Short problem: Exclude the pictures and return every line exactly as written.

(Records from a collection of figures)

────────────────

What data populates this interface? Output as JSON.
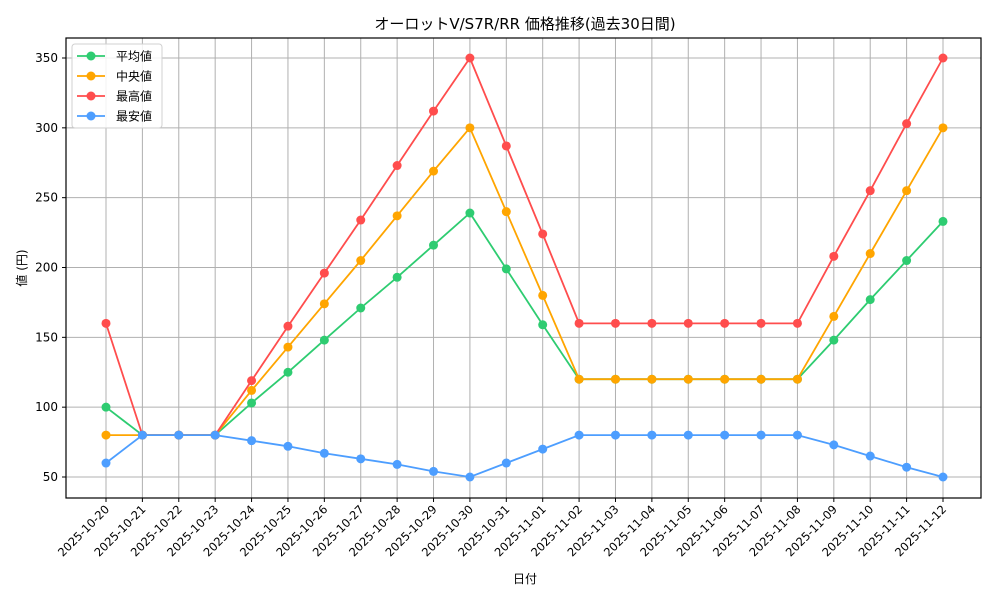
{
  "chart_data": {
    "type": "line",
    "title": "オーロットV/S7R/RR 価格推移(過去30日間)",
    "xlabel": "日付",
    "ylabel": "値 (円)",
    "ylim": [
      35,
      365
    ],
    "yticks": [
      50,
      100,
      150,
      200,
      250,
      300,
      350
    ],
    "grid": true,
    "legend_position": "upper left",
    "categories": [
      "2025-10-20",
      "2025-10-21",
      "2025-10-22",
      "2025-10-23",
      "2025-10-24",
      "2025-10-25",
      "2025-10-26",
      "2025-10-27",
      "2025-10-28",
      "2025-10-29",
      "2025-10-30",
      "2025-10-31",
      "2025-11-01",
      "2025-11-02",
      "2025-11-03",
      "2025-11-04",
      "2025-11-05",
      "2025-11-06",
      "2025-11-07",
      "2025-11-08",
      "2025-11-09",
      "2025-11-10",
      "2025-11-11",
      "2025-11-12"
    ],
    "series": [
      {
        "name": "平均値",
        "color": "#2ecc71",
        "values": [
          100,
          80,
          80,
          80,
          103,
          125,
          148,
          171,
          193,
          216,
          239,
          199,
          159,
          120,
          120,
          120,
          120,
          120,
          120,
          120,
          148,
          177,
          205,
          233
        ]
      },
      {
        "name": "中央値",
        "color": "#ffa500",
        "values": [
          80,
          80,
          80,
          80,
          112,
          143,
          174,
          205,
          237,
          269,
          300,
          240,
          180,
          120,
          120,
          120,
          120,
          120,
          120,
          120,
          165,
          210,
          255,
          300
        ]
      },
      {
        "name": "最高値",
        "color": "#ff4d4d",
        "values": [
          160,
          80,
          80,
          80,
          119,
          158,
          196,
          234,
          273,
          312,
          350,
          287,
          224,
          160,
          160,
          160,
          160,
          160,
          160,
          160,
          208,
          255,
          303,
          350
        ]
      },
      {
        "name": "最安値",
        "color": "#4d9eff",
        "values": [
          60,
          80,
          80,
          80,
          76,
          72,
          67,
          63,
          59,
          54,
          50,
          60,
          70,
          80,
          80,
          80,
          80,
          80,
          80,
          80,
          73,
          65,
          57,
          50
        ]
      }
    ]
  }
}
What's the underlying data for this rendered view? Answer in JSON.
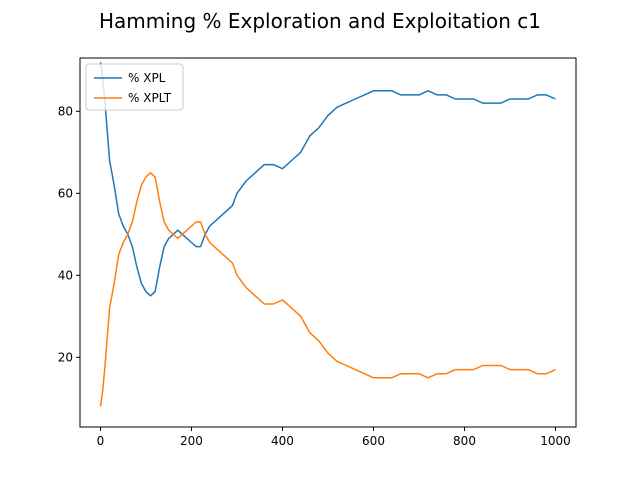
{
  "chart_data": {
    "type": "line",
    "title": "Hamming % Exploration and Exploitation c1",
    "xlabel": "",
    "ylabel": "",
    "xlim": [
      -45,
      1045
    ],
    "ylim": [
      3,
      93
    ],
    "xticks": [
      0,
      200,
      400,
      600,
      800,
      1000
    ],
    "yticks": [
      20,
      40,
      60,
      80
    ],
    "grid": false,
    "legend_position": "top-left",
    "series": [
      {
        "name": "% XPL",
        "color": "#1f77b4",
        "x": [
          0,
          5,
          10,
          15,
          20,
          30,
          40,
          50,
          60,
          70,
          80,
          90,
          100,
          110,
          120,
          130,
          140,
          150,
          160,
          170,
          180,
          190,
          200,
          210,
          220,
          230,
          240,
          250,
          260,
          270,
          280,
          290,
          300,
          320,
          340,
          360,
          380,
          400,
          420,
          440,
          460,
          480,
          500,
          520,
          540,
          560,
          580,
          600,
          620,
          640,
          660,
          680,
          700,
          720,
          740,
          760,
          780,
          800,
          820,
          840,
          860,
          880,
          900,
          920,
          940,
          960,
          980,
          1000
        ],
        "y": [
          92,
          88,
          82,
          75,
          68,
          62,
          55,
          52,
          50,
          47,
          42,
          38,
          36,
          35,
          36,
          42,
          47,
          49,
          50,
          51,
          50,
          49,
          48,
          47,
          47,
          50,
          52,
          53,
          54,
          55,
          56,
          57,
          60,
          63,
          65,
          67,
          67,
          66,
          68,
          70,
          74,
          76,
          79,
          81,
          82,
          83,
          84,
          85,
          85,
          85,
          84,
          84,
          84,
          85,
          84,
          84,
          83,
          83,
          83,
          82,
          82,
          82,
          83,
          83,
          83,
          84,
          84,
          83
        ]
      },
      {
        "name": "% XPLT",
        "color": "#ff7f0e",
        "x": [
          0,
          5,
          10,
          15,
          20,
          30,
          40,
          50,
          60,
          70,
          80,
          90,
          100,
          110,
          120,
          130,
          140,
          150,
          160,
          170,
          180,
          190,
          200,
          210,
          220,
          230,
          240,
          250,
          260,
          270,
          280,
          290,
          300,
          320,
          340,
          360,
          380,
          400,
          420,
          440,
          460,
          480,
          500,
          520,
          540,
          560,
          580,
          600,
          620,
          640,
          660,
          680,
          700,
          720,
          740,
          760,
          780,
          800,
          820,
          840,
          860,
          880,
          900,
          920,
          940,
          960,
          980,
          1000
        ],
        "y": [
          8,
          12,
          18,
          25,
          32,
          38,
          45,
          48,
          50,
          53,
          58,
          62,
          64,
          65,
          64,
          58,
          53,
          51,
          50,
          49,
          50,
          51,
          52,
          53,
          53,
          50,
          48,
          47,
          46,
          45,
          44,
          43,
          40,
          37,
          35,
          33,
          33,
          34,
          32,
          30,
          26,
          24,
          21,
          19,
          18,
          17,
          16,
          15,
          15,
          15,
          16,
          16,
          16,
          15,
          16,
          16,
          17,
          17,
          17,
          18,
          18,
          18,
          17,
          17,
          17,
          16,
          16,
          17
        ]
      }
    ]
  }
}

────────────────

Output of the exercise:
What data populates this interface? Output as JSON.
{
  "chart_data": {
    "type": "line",
    "title": "オーロットV/S7R/RR 価格推移(過去30日間)",
    "xlabel": "日付",
    "ylabel": "値 (円)",
    "ylim": [
      35,
      365
    ],
    "yticks": [
      50,
      100,
      150,
      200,
      250,
      300,
      350
    ],
    "grid": true,
    "legend_position": "upper left",
    "categories": [
      "2025-10-20",
      "2025-10-21",
      "2025-10-22",
      "2025-10-23",
      "2025-10-24",
      "2025-10-25",
      "2025-10-26",
      "2025-10-27",
      "2025-10-28",
      "2025-10-29",
      "2025-10-30",
      "2025-10-31",
      "2025-11-01",
      "2025-11-02",
      "2025-11-03",
      "2025-11-04",
      "2025-11-05",
      "2025-11-06",
      "2025-11-07",
      "2025-11-08",
      "2025-11-09",
      "2025-11-10",
      "2025-11-11",
      "2025-11-12"
    ],
    "series": [
      {
        "name": "平均値",
        "color": "#2ecc71",
        "values": [
          100,
          80,
          80,
          80,
          103,
          125,
          148,
          171,
          193,
          216,
          239,
          199,
          159,
          120,
          120,
          120,
          120,
          120,
          120,
          120,
          148,
          177,
          205,
          233
        ]
      },
      {
        "name": "中央値",
        "color": "#ffa500",
        "values": [
          80,
          80,
          80,
          80,
          112,
          143,
          174,
          205,
          237,
          269,
          300,
          240,
          180,
          120,
          120,
          120,
          120,
          120,
          120,
          120,
          165,
          210,
          255,
          300
        ]
      },
      {
        "name": "最高値",
        "color": "#ff4d4d",
        "values": [
          160,
          80,
          80,
          80,
          119,
          158,
          196,
          234,
          273,
          312,
          350,
          287,
          224,
          160,
          160,
          160,
          160,
          160,
          160,
          160,
          208,
          255,
          303,
          350
        ]
      },
      {
        "name": "最安値",
        "color": "#4d9eff",
        "values": [
          60,
          80,
          80,
          80,
          76,
          72,
          67,
          63,
          59,
          54,
          50,
          60,
          70,
          80,
          80,
          80,
          80,
          80,
          80,
          80,
          73,
          65,
          57,
          50
        ]
      }
    ]
  }
}
What's the underlying data for this rendered view? Answer in JSON.
{
  "chart_data": {
    "type": "line",
    "title": "Hamming % Exploration and Exploitation c1",
    "xlabel": "",
    "ylabel": "",
    "xlim": [
      -45,
      1045
    ],
    "ylim": [
      3,
      93
    ],
    "xticks": [
      0,
      200,
      400,
      600,
      800,
      1000
    ],
    "yticks": [
      20,
      40,
      60,
      80
    ],
    "grid": false,
    "legend_position": "top-left",
    "series": [
      {
        "name": "% XPL",
        "color": "#1f77b4",
        "x": [
          0,
          5,
          10,
          15,
          20,
          30,
          40,
          50,
          60,
          70,
          80,
          90,
          100,
          110,
          120,
          130,
          140,
          150,
          160,
          170,
          180,
          190,
          200,
          210,
          220,
          230,
          240,
          250,
          260,
          270,
          280,
          290,
          300,
          320,
          340,
          360,
          380,
          400,
          420,
          440,
          460,
          480,
          500,
          520,
          540,
          560,
          580,
          600,
          620,
          640,
          660,
          680,
          700,
          720,
          740,
          760,
          780,
          800,
          820,
          840,
          860,
          880,
          900,
          920,
          940,
          960,
          980,
          1000
        ],
        "y": [
          92,
          88,
          82,
          75,
          68,
          62,
          55,
          52,
          50,
          47,
          42,
          38,
          36,
          35,
          36,
          42,
          47,
          49,
          50,
          51,
          50,
          49,
          48,
          47,
          47,
          50,
          52,
          53,
          54,
          55,
          56,
          57,
          60,
          63,
          65,
          67,
          67,
          66,
          68,
          70,
          74,
          76,
          79,
          81,
          82,
          83,
          84,
          85,
          85,
          85,
          84,
          84,
          84,
          85,
          84,
          84,
          83,
          83,
          83,
          82,
          82,
          82,
          83,
          83,
          83,
          84,
          84,
          83
        ]
      },
      {
        "name": "% XPLT",
        "color": "#ff7f0e",
        "x": [
          0,
          5,
          10,
          15,
          20,
          30,
          40,
          50,
          60,
          70,
          80,
          90,
          100,
          110,
          120,
          130,
          140,
          150,
          160,
          170,
          180,
          190,
          200,
          210,
          220,
          230,
          240,
          250,
          260,
          270,
          280,
          290,
          300,
          320,
          340,
          360,
          380,
          400,
          420,
          440,
          460,
          480,
          500,
          520,
          540,
          560,
          580,
          600,
          620,
          640,
          660,
          680,
          700,
          720,
          740,
          760,
          780,
          800,
          820,
          840,
          860,
          880,
          900,
          920,
          940,
          960,
          980,
          1000
        ],
        "y": [
          8,
          12,
          18,
          25,
          32,
          38,
          45,
          48,
          50,
          53,
          58,
          62,
          64,
          65,
          64,
          58,
          53,
          51,
          50,
          49,
          50,
          51,
          52,
          53,
          53,
          50,
          48,
          47,
          46,
          45,
          44,
          43,
          40,
          37,
          35,
          33,
          33,
          34,
          32,
          30,
          26,
          24,
          21,
          19,
          18,
          17,
          16,
          15,
          15,
          15,
          16,
          16,
          16,
          15,
          16,
          16,
          17,
          17,
          17,
          18,
          18,
          18,
          17,
          17,
          17,
          16,
          16,
          17
        ]
      }
    ]
  }
}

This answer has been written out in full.